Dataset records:
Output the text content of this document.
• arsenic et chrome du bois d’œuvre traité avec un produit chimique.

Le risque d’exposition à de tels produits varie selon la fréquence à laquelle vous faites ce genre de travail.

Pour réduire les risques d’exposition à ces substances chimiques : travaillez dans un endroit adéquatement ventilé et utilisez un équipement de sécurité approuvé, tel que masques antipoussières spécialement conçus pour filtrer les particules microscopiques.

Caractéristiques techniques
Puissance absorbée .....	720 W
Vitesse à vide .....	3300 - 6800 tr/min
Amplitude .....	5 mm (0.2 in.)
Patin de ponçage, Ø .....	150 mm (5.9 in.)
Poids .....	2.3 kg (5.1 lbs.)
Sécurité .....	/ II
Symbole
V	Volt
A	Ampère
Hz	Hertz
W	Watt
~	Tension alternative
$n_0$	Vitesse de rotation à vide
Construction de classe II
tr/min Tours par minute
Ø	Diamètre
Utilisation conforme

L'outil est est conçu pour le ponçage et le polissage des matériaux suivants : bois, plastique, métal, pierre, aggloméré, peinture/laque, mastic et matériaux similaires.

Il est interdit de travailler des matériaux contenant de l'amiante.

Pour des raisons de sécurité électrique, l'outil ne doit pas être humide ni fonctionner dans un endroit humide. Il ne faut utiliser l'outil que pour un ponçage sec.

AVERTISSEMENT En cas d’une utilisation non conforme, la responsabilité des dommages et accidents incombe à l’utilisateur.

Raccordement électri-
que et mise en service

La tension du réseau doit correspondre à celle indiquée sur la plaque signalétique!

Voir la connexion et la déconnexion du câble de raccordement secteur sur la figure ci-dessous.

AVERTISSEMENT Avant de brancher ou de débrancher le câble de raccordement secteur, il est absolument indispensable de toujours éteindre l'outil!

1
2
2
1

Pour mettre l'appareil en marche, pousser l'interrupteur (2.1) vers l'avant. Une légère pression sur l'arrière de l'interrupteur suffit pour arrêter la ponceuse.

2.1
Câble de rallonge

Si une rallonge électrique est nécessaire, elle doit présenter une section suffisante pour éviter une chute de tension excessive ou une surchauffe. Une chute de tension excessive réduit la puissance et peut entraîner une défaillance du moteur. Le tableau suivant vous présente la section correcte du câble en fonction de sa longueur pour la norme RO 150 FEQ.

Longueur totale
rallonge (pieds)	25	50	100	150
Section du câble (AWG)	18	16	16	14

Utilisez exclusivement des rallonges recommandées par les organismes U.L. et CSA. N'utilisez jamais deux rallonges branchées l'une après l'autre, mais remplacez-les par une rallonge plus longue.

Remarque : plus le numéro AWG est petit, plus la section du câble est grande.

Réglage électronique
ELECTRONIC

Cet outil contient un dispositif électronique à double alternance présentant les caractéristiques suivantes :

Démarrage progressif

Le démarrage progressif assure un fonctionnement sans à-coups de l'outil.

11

WHAT YOU WILL DO.
Transcribe every entry word for word.

SOLUTION.
Output the text content of this document.
• arsenic et chrome du bois d’œuvre traité avec un produit chimique.

Le risque d’exposition à de tels produits varie selon la fréquence à laquelle vous faites ce genre de travail.

Pour réduire les risques d’exposition à ces substances chimiques : travaillez dans un endroit adéquatement ventilé et utilisez un équipement de sécurité approuvé, tel que masques antipoussières spécialement conçus pour filtrer les particules microscopiques.

Caractéristiques techniques
Puissance absorbée .....	720 W
Vitesse à vide .....	3300 - 6800 tr/min
Amplitude .....	5 mm (0.2 in.)
Patin de ponçage, Ø .....	150 mm (5.9 in.)
Poids .....	2.3 kg (5.1 lbs.)
Sécurité .....	/ II
Symbole
V	Volt
A	Ampère
Hz	Hertz
W	Watt
~	Tension alternative
$n_0$	Vitesse de rotation à vide
Construction de classe II
tr/min Tours par minute
Ø	Diamètre
Utilisation conforme

L'outil est est conçu pour le ponçage et le polissage des matériaux suivants : bois, plastique, métal, pierre, aggloméré, peinture/laque, mastic et matériaux similaires.

Il est interdit de travailler des matériaux contenant de l'amiante.

Pour des raisons de sécurité électrique, l'outil ne doit pas être humide ni fonctionner dans un endroit humide. Il ne faut utiliser l'outil que pour un ponçage sec.

AVERTISSEMENT En cas d’une utilisation non conforme, la responsabilité des dommages et accidents incombe à l’utilisateur.

Raccordement électri-
que et mise en service

La tension du réseau doit correspondre à celle indiquée sur la plaque signalétique!

Voir la connexion et la déconnexion du câble de raccordement secteur sur la figure ci-dessous.

AVERTISSEMENT Avant de brancher ou de débrancher le câble de raccordement secteur, il est absolument indispensable de toujours éteindre l'outil!

1
2
2
1

Pour mettre l'appareil en marche, pousser l'interrupteur (2.1) vers l'avant. Une légère pression sur l'arrière de l'interrupteur suffit pour arrêter la ponceuse.

2.1
Câble de rallonge

Si une rallonge électrique est nécessaire, elle doit présenter une section suffisante pour éviter une chute de tension excessive ou une surchauffe. Une chute de tension excessive réduit la puissance et peut entraîner une défaillance du moteur. Le tableau suivant vous présente la section correcte du câble en fonction de sa longueur pour la norme RO 150 FEQ.

Longueur totale
rallonge (pieds)	25	50	100	150
Section du câble (AWG)	18	16	16	14

Utilisez exclusivement des rallonges recommandées par les organismes U.L. et CSA. N'utilisez jamais deux rallonges branchées l'une après l'autre, mais remplacez-les par une rallonge plus longue.

Remarque : plus le numéro AWG est petit, plus la section du câble est grande.

Réglage électronique
ELECTRONIC

Cet outil contient un dispositif électronique à double alternance présentant les caractéristiques suivantes :

Démarrage progressif

Le démarrage progressif assure un fonctionnement sans à-coups de l'outil.

11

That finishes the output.